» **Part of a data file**

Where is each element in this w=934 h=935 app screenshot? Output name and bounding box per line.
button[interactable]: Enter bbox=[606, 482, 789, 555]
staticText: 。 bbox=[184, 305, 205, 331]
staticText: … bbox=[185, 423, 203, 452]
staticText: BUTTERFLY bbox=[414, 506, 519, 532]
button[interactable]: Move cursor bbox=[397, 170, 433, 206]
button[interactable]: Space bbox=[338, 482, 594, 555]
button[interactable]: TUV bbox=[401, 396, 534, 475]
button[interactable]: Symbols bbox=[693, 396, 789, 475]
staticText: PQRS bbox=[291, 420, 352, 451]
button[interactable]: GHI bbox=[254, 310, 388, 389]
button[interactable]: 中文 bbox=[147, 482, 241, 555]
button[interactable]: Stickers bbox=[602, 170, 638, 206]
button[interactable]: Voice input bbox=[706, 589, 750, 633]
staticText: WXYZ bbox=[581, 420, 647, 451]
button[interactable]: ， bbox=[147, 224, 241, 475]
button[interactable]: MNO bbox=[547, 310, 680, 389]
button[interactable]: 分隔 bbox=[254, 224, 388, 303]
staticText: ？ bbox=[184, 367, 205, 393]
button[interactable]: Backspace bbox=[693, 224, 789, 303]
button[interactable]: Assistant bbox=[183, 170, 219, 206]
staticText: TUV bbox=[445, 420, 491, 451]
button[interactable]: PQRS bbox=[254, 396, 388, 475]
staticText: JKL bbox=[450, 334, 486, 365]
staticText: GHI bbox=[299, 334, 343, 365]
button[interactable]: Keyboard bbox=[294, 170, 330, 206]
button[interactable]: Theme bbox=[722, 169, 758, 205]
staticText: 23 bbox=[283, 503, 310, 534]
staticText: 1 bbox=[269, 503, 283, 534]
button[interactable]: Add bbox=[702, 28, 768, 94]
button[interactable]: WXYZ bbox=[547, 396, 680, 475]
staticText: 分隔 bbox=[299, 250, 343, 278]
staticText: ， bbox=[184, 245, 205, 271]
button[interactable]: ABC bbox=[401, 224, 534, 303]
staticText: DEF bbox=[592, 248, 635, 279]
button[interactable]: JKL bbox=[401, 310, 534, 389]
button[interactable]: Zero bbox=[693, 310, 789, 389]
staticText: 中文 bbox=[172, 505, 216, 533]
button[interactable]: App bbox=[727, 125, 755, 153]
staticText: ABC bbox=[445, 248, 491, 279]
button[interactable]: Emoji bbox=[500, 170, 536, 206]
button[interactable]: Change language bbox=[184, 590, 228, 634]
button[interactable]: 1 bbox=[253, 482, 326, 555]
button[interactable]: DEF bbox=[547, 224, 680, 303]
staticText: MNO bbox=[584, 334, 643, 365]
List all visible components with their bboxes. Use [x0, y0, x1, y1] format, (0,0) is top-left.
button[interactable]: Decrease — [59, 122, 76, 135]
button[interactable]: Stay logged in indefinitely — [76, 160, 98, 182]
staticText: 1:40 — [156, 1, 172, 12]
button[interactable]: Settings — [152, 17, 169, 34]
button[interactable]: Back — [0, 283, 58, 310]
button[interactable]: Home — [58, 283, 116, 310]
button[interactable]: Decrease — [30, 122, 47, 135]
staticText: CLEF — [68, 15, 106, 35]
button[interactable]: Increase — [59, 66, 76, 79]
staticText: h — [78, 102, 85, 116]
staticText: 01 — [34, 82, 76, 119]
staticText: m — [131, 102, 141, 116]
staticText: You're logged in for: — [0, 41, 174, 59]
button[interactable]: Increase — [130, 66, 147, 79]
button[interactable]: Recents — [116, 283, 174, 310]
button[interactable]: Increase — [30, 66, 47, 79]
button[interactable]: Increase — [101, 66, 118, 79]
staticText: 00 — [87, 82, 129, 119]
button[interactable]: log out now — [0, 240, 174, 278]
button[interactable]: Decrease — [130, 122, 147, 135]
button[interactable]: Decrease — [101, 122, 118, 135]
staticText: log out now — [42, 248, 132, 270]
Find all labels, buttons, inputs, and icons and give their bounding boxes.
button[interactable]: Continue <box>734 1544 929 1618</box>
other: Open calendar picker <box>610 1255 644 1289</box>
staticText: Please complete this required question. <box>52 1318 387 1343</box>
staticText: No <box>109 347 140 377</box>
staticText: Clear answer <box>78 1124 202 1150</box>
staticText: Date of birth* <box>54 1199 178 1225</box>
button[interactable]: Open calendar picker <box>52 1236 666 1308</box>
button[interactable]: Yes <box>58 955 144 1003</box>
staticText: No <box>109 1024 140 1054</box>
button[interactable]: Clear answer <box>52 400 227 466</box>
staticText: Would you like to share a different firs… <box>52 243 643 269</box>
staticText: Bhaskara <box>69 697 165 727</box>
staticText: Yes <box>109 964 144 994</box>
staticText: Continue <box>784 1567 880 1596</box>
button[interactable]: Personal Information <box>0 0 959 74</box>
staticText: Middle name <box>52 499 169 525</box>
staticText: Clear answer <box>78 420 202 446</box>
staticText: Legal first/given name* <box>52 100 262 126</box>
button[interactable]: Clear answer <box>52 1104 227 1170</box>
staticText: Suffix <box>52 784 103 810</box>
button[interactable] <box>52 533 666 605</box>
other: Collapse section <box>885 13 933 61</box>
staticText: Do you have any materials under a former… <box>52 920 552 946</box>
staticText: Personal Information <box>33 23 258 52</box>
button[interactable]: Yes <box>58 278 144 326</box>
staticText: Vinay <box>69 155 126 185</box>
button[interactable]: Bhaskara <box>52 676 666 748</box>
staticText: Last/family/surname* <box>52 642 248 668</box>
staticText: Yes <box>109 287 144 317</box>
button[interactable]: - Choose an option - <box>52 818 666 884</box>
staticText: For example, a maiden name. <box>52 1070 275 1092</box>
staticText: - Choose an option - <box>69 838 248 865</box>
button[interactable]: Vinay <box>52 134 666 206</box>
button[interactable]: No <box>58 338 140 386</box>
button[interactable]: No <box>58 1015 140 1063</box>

» **What the task requires**
Update the material above so that "Choose an option" becomes "Select an option" everywhere it occurs, with nothing else changed.

» **Task response**
Where is each element in this w=934 h=935 app screenshot? Output name and bounding box per line.
button[interactable]: Enter bbox=[606, 482, 789, 555]
staticText: 。 bbox=[184, 305, 205, 331]
staticText: … bbox=[185, 423, 203, 452]
staticText: BUTTERFLY bbox=[414, 506, 519, 532]
button[interactable]: Move cursor bbox=[397, 170, 433, 206]
button[interactable]: Space bbox=[338, 482, 594, 555]
button[interactable]: TUV bbox=[401, 396, 534, 475]
button[interactable]: Symbols bbox=[693, 396, 789, 475]
staticText: PQRS bbox=[291, 420, 352, 451]
button[interactable]: GHI bbox=[254, 310, 388, 389]
button[interactable]: 中文 bbox=[147, 482, 241, 555]
button[interactable]: Stickers bbox=[602, 170, 638, 206]
button[interactable]: Voice input bbox=[706, 589, 750, 633]
staticText: WXYZ bbox=[581, 420, 647, 451]
button[interactable]: ， bbox=[147, 224, 241, 475]
button[interactable]: MNO bbox=[547, 310, 680, 389]
button[interactable]: 分隔 bbox=[254, 224, 388, 303]
staticText: ？ bbox=[184, 367, 205, 393]
button[interactable]: Backspace bbox=[693, 224, 789, 303]
button[interactable]: Assistant bbox=[183, 170, 219, 206]
staticText: TUV bbox=[445, 420, 491, 451]
button[interactable]: PQRS bbox=[254, 396, 388, 475]
staticText: JKL bbox=[450, 334, 486, 365]
staticText: GHI bbox=[299, 334, 343, 365]
button[interactable]: Keyboard bbox=[294, 170, 330, 206]
button[interactable]: Theme bbox=[722, 169, 758, 205]
staticText: 23 bbox=[283, 503, 310, 534]
staticText: 1 bbox=[269, 503, 283, 534]
button[interactable]: Add bbox=[702, 28, 768, 94]
button[interactable]: WXYZ bbox=[547, 396, 680, 475]
staticText: 分隔 bbox=[299, 250, 343, 278]
staticText: ， bbox=[184, 245, 205, 271]
button[interactable]: ABC bbox=[401, 224, 534, 303]
staticText: DEF bbox=[592, 248, 635, 279]
button[interactable]: JKL bbox=[401, 310, 534, 389]
button[interactable]: Zero bbox=[693, 310, 789, 389]
staticText: 中文 bbox=[172, 505, 216, 533]
button[interactable]: App bbox=[727, 125, 755, 153]
staticText: ABC bbox=[445, 248, 491, 279]
button[interactable]: Emoji bbox=[500, 170, 536, 206]
button[interactable]: Change language bbox=[184, 590, 228, 634]
button[interactable]: 1 bbox=[253, 482, 326, 555]
button[interactable]: DEF bbox=[547, 224, 680, 303]
staticText: MNO bbox=[584, 334, 643, 365]
List all visible components with their bboxes. Use [x0, y0, x1, y1] format, (0,0) is top-left.
button[interactable]: Decrease — [59, 122, 76, 135]
button[interactable]: Stay logged in indefinitely — [76, 160, 98, 182]
staticText: 1:40 — [156, 1, 172, 12]
button[interactable]: Settings — [152, 17, 169, 34]
button[interactable]: Back — [0, 283, 58, 310]
button[interactable]: Home — [58, 283, 116, 310]
button[interactable]: Decrease — [30, 122, 47, 135]
staticText: CLEF — [68, 15, 106, 35]
button[interactable]: Increase — [59, 66, 76, 79]
staticText: h — [78, 102, 85, 116]
staticText: 01 — [34, 82, 76, 119]
staticText: m — [131, 102, 141, 116]
staticText: You're logged in for: — [0, 41, 174, 59]
button[interactable]: Increase — [130, 66, 147, 79]
button[interactable]: Recents — [116, 283, 174, 310]
button[interactable]: Increase — [30, 66, 47, 79]
button[interactable]: Increase — [101, 66, 118, 79]
staticText: 00 — [87, 82, 129, 119]
button[interactable]: log out now — [0, 240, 174, 278]
button[interactable]: Decrease — [130, 122, 147, 135]
button[interactable]: Decrease — [101, 122, 118, 135]
staticText: log out now — [42, 248, 132, 270]
Find all labels, buttons, inputs, and icons and give their bounding boxes.
button[interactable]: Continue <box>734 1544 929 1618</box>
other: Open calendar picker <box>610 1255 644 1289</box>
staticText: Please complete this required question. <box>52 1318 387 1343</box>
staticText: No <box>109 347 140 377</box>
staticText: Clear answer <box>78 1124 202 1150</box>
staticText: Date of birth* <box>54 1199 178 1225</box>
button[interactable]: Open calendar picker <box>52 1236 666 1308</box>
button[interactable]: Yes <box>58 955 144 1003</box>
staticText: No <box>109 1024 140 1054</box>
button[interactable]: Clear answer <box>52 400 227 466</box>
staticText: Would you like to share a different firs… <box>52 243 643 269</box>
staticText: Bhaskara <box>69 697 165 727</box>
staticText: Yes <box>109 964 144 994</box>
staticText: Continue <box>784 1567 880 1596</box>
button[interactable]: Personal Information <box>0 0 959 74</box>
staticText: Middle name <box>52 499 169 525</box>
staticText: Clear answer <box>78 420 202 446</box>
staticText: Legal first/given name* <box>52 100 262 126</box>
button[interactable]: Clear answer <box>52 1104 227 1170</box>
staticText: Suffix <box>52 784 103 810</box>
button[interactable] <box>52 533 666 605</box>
other: Collapse section <box>885 13 933 61</box>
staticText: Do you have any materials under a former… <box>52 920 552 946</box>
staticText: Personal Information <box>33 23 258 52</box>
button[interactable]: Yes <box>58 278 144 326</box>
staticText: Vinay <box>69 155 126 185</box>
button[interactable]: Bhaskara <box>52 676 666 748</box>
staticText: Last/family/surname* <box>52 642 248 668</box>
staticText: Yes <box>109 287 144 317</box>
button[interactable]: - Select an option - <box>52 818 666 884</box>
staticText: For example, a maiden name. <box>52 1070 275 1092</box>
staticText: - Select an option - <box>69 838 248 865</box>
button[interactable]: Vinay <box>52 134 666 206</box>
button[interactable]: No <box>58 338 140 386</box>
button[interactable]: No <box>58 1015 140 1063</box>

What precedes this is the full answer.